• [Instruction] The records below need retyping in full; give them again exactly.

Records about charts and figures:
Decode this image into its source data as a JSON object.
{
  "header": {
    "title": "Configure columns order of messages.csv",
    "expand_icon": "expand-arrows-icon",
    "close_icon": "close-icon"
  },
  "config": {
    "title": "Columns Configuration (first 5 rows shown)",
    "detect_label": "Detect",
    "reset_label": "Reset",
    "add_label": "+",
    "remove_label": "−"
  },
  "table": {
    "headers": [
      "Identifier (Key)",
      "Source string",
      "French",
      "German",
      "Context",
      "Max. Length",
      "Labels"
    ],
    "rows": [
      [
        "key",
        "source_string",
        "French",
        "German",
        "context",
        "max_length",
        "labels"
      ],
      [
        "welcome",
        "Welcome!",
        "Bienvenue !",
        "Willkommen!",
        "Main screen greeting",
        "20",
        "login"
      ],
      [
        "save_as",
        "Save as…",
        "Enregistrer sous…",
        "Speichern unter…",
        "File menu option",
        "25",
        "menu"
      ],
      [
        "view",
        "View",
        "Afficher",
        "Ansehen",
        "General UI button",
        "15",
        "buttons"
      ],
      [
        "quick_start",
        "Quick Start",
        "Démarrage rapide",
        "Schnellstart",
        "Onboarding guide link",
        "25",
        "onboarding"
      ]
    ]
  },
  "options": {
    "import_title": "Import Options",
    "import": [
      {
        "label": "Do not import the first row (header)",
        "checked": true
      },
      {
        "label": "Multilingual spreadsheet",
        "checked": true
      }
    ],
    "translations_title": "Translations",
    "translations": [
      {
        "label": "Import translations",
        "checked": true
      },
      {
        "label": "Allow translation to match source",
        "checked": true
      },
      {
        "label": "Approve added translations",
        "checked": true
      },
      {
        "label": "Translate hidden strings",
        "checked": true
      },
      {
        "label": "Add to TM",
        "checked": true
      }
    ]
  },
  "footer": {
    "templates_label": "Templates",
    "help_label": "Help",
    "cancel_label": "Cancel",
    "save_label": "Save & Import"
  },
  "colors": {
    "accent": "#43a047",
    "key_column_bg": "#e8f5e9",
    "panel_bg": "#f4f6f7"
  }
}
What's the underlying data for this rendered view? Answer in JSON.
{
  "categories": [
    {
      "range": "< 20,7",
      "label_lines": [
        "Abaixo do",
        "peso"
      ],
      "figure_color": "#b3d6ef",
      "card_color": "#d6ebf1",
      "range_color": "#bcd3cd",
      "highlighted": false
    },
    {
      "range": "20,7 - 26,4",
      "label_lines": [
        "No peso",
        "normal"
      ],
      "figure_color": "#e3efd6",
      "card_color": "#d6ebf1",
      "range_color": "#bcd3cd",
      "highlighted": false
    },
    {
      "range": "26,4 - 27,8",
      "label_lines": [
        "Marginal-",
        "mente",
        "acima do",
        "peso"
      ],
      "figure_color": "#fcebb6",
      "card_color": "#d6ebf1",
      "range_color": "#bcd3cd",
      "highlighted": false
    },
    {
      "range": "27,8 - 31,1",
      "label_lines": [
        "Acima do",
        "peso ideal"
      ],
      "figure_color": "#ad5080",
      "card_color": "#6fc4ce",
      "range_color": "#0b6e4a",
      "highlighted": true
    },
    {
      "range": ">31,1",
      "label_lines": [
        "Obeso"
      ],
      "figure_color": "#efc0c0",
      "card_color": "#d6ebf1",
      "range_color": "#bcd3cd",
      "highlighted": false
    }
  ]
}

• [Answer for this exercise]
Decode this image into its source data as a JSON object.
{
  "header": {
    "title": "Configure columns order of messages.csv",
    "expand_icon": "expand-arrows-icon",
    "close_icon": "close-icon"
  },
  "config": {
    "title": "Columns Configuration (first 5 rows shown)",
    "detect_label": "Detect",
    "reset_label": "Reset",
    "add_label": "+",
    "remove_label": "−"
  },
  "table": {
    "headers": [
      "Identifier (Key)",
      "Source string",
      "French",
      "German",
      "Context",
      "Max. Length",
      "Labels"
    ],
    "rows": [
      [
        "key",
        "source_string",
        "French",
        "German",
        "context",
        "max_length",
        "labels"
      ],
      [
        "welcome",
        "Welcome!",
        "Bienvenue !",
        "Willkommen!",
        "Main screen greeting",
        "20",
        "login"
      ],
      [
        "save_as",
        "Save as…",
        "Enregistrer sous…",
        "Speichern unter…",
        "File menu option",
        "25",
        "menu"
      ],
      [
        "view",
        "View",
        "Afficher",
        "Ansehen",
        "General UI button",
        "15",
        "buttons"
      ],
      [
        "quick_start",
        "Quick Start",
        "Démarrage rapide",
        "Schnellstart",
        "Onboarding guide link",
        "25",
        "onboarding"
      ]
    ]
  },
  "options": {
    "import_title": "Import Options",
    "import": [
      {
        "label": "Do not import the first row (header)",
        "checked": true
      },
      {
        "label": "Multilingual spreadsheet",
        "checked": true
      }
    ],
    "translations_title": "Translations",
    "translations": [
      {
        "label": "Import translations",
        "checked": true
      },
      {
        "label": "Allow translation to match source",
        "checked": true
      },
      {
        "label": "Approve added translations",
        "checked": true
      },
      {
        "label": "Translate hidden strings",
        "checked": true
      },
      {
        "label": "Add to TM",
        "checked": true
      }
    ]
  },
  "footer": {
    "templates_label": "Templates",
    "help_label": "Help",
    "cancel_label": "Cancel",
    "save_label": "Save & Import"
  },
  "colors": {
    "accent": "#43a047",
    "key_column_bg": "#e8f5e9",
    "panel_bg": "#f4f6f7"
  }
}
What's the underlying data for this rendered view? Answer in JSON.
{
  "categories": [
    {
      "range": "< 20,7",
      "label_lines": [
        "Abaixo do",
        "peso"
      ],
      "figure_color": "#b3d6ef",
      "card_color": "#d6ebf1",
      "range_color": "#bcd3cd",
      "highlighted": false
    },
    {
      "range": "20,7 - 26,4",
      "label_lines": [
        "No peso",
        "normal"
      ],
      "figure_color": "#e3efd6",
      "card_color": "#d6ebf1",
      "range_color": "#bcd3cd",
      "highlighted": false
    },
    {
      "range": "26,4 - 27,8",
      "label_lines": [
        "Marginal-",
        "mente",
        "acima do",
        "peso"
      ],
      "figure_color": "#fcebb6",
      "card_color": "#d6ebf1",
      "range_color": "#bcd3cd",
      "highlighted": false
    },
    {
      "range": "27,8 - 31,1",
      "label_lines": [
        "Acima do",
        "peso ideal"
      ],
      "figure_color": "#ad5080",
      "card_color": "#6fc4ce",
      "range_color": "#0b6e4a",
      "highlighted": true
    },
    {
      "range": ">31,1",
      "label_lines": [
        "Obeso"
      ],
      "figure_color": "#efc0c0",
      "card_color": "#d6ebf1",
      "range_color": "#bcd3cd",
      "highlighted": false
    }
  ]
}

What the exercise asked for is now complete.